**TASK TO COMPLETE**
Can you print every record below exactly as written?

(Figure contents as structured data)

━━━━━━━━━━━━━━━━━━━━

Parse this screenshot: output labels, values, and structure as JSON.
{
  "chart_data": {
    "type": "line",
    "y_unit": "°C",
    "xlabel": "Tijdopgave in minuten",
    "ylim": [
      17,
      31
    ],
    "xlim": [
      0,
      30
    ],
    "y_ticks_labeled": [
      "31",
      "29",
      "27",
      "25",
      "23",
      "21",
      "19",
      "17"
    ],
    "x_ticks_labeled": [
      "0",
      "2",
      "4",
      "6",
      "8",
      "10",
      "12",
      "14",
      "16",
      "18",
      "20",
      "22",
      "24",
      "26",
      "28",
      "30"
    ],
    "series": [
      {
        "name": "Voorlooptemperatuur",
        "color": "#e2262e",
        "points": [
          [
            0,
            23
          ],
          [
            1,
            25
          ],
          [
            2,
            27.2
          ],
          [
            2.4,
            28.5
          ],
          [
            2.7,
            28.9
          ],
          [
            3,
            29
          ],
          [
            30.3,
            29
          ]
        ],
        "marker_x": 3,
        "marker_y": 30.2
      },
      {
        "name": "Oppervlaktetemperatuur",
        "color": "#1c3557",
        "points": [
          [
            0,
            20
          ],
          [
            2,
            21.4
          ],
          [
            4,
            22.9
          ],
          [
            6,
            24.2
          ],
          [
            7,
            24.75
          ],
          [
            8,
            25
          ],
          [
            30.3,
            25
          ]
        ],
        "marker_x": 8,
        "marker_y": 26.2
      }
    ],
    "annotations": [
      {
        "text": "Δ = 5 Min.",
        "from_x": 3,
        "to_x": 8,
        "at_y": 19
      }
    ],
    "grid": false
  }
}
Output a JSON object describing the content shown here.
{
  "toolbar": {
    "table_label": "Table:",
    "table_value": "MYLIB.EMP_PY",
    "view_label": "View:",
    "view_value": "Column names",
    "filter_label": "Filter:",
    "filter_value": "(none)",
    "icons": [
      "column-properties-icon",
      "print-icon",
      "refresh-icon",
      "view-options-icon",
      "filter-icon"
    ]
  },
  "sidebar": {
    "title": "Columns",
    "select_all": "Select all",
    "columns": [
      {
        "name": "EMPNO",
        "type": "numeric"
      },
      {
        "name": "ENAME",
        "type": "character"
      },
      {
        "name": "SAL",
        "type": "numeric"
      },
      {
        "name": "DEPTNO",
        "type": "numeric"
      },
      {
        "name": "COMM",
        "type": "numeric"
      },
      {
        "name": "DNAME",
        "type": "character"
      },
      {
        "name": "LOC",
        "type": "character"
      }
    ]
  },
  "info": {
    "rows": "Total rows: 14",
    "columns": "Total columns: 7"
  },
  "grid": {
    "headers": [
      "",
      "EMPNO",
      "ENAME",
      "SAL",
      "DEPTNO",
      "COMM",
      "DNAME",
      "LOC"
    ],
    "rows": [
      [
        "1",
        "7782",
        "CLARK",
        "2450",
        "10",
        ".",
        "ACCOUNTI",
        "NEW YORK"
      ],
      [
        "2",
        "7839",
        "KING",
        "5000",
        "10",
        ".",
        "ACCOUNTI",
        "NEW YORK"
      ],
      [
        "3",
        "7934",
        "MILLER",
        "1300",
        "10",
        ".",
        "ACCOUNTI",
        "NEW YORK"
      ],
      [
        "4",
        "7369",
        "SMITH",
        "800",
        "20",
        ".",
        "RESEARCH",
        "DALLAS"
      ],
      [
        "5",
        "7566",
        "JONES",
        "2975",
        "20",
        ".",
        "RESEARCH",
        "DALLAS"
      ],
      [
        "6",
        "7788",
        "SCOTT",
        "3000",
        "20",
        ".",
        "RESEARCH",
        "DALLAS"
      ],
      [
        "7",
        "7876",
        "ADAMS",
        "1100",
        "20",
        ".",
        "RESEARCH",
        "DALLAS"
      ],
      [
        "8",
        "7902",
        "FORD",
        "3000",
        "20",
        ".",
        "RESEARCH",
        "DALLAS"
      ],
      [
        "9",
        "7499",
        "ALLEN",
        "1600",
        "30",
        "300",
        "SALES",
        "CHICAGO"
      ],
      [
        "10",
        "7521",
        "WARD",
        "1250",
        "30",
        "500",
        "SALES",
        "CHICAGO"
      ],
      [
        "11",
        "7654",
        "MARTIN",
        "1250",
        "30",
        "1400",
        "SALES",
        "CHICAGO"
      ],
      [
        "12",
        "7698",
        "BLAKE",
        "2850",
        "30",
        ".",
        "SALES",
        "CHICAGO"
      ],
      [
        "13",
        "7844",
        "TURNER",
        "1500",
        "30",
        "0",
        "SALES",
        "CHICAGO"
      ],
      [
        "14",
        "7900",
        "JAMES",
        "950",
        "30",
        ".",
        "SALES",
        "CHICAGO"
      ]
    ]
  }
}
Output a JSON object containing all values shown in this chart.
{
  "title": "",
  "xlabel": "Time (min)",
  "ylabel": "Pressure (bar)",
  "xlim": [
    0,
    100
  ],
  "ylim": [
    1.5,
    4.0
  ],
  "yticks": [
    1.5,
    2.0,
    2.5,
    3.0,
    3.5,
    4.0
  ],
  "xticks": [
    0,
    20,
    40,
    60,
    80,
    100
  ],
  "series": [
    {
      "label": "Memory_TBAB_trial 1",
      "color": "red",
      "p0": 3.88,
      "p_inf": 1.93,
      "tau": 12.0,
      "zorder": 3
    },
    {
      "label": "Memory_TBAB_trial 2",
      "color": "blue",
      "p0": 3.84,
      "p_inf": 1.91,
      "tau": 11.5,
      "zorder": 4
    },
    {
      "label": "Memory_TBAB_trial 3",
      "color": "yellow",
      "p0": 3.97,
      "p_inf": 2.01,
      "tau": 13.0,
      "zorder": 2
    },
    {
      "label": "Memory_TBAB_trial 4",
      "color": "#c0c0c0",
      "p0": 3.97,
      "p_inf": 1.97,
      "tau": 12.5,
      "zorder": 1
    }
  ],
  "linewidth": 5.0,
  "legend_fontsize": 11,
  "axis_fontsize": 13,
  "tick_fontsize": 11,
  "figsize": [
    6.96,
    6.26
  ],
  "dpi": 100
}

━━━━━━━━━━━━━━━━━━━━

**TASK RESPONSE**
Parse this screenshot: output labels, values, and structure as JSON.
{
  "chart_data": {
    "type": "line",
    "y_unit": "°C",
    "xlabel": "Tijdopgave in minuten",
    "ylim": [
      17,
      31
    ],
    "xlim": [
      0,
      30
    ],
    "y_ticks_labeled": [
      "31",
      "29",
      "27",
      "25",
      "23",
      "21",
      "19",
      "17"
    ],
    "x_ticks_labeled": [
      "0",
      "2",
      "4",
      "6",
      "8",
      "10",
      "12",
      "14",
      "16",
      "18",
      "20",
      "22",
      "24",
      "26",
      "28",
      "30"
    ],
    "series": [
      {
        "name": "Voorlooptemperatuur",
        "color": "#e2262e",
        "points": [
          [
            0,
            23
          ],
          [
            1,
            25
          ],
          [
            2,
            27.2
          ],
          [
            2.4,
            28.5
          ],
          [
            2.7,
            28.9
          ],
          [
            3,
            29
          ],
          [
            30.3,
            29
          ]
        ],
        "marker_x": 3,
        "marker_y": 30.2
      },
      {
        "name": "Oppervlaktetemperatuur",
        "color": "#1c3557",
        "points": [
          [
            0,
            20
          ],
          [
            2,
            21.4
          ],
          [
            4,
            22.9
          ],
          [
            6,
            24.2
          ],
          [
            7,
            24.75
          ],
          [
            8,
            25
          ],
          [
            30.3,
            25
          ]
        ],
        "marker_x": 8,
        "marker_y": 26.2
      }
    ],
    "annotations": [
      {
        "text": "Δ = 5 Min.",
        "from_x": 3,
        "to_x": 8,
        "at_y": 19
      }
    ],
    "grid": false
  }
}
Output a JSON object describing the content shown here.
{
  "toolbar": {
    "table_label": "Table:",
    "table_value": "MYLIB.EMP_PY",
    "view_label": "View:",
    "view_value": "Column names",
    "filter_label": "Filter:",
    "filter_value": "(none)",
    "icons": [
      "column-properties-icon",
      "print-icon",
      "refresh-icon",
      "view-options-icon",
      "filter-icon"
    ]
  },
  "sidebar": {
    "title": "Columns",
    "select_all": "Select all",
    "columns": [
      {
        "name": "EMPNO",
        "type": "numeric"
      },
      {
        "name": "ENAME",
        "type": "character"
      },
      {
        "name": "SAL",
        "type": "numeric"
      },
      {
        "name": "DEPTNO",
        "type": "numeric"
      },
      {
        "name": "COMM",
        "type": "numeric"
      },
      {
        "name": "DNAME",
        "type": "character"
      },
      {
        "name": "LOC",
        "type": "character"
      }
    ]
  },
  "info": {
    "rows": "Total rows: 14",
    "columns": "Total columns: 7"
  },
  "grid": {
    "headers": [
      "",
      "EMPNO",
      "ENAME",
      "SAL",
      "DEPTNO",
      "COMM",
      "DNAME",
      "LOC"
    ],
    "rows": [
      [
        "1",
        "7782",
        "CLARK",
        "2450",
        "10",
        ".",
        "ACCOUNTI",
        "NEW YORK"
      ],
      [
        "2",
        "7839",
        "KING",
        "5000",
        "10",
        ".",
        "ACCOUNTI",
        "NEW YORK"
      ],
      [
        "3",
        "7934",
        "MILLER",
        "1300",
        "10",
        ".",
        "ACCOUNTI",
        "NEW YORK"
      ],
      [
        "4",
        "7369",
        "SMITH",
        "800",
        "20",
        ".",
        "RESEARCH",
        "DALLAS"
      ],
      [
        "5",
        "7566",
        "JONES",
        "2975",
        "20",
        ".",
        "RESEARCH",
        "DALLAS"
      ],
      [
        "6",
        "7788",
        "SCOTT",
        "3000",
        "20",
        ".",
        "RESEARCH",
        "DALLAS"
      ],
      [
        "7",
        "7876",
        "ADAMS",
        "1100",
        "20",
        ".",
        "RESEARCH",
        "DALLAS"
      ],
      [
        "8",
        "7902",
        "FORD",
        "3000",
        "20",
        ".",
        "RESEARCH",
        "DALLAS"
      ],
      [
        "9",
        "7499",
        "ALLEN",
        "1600",
        "30",
        "300",
        "SALES",
        "CHICAGO"
      ],
      [
        "10",
        "7521",
        "WARD",
        "1250",
        "30",
        "500",
        "SALES",
        "CHICAGO"
      ],
      [
        "11",
        "7654",
        "MARTIN",
        "1250",
        "30",
        "1400",
        "SALES",
        "CHICAGO"
      ],
      [
        "12",
        "7698",
        "BLAKE",
        "2850",
        "30",
        ".",
        "SALES",
        "CHICAGO"
      ],
      [
        "13",
        "7844",
        "TURNER",
        "1500",
        "30",
        "0",
        "SALES",
        "CHICAGO"
      ],
      [
        "14",
        "7900",
        "JAMES",
        "950",
        "30",
        ".",
        "SALES",
        "CHICAGO"
      ]
    ]
  }
}
Output a JSON object containing all values shown in this chart.
{
  "title": "",
  "xlabel": "Time (min)",
  "ylabel": "Pressure (bar)",
  "xlim": [
    0,
    100
  ],
  "ylim": [
    1.5,
    4.0
  ],
  "yticks": [
    1.5,
    2.0,
    2.5,
    3.0,
    3.5,
    4.0
  ],
  "xticks": [
    0,
    20,
    40,
    60,
    80,
    100
  ],
  "series": [
    {
      "label": "Memory_TBAB_trial 1",
      "color": "red",
      "p0": 3.88,
      "p_inf": 1.93,
      "tau": 12.0,
      "zorder": 3
    },
    {
      "label": "Memory_TBAB_trial 2",
      "color": "blue",
      "p0": 3.84,
      "p_inf": 1.91,
      "tau": 11.5,
      "zorder": 4
    },
    {
      "label": "Memory_TBAB_trial 3",
      "color": "yellow",
      "p0": 3.97,
      "p_inf": 2.01,
      "tau": 13.0,
      "zorder": 2
    },
    {
      "label": "Memory_TBAB_trial 4",
      "color": "#c0c0c0",
      "p0": 3.97,
      "p_inf": 1.97,
      "tau": 12.5,
      "zorder": 1
    }
  ],
  "linewidth": 5.0,
  "legend_fontsize": 11,
  "axis_fontsize": 13,
  "tick_fontsize": 11,
  "figsize": [
    6.96,
    6.26
  ],
  "dpi": 100
}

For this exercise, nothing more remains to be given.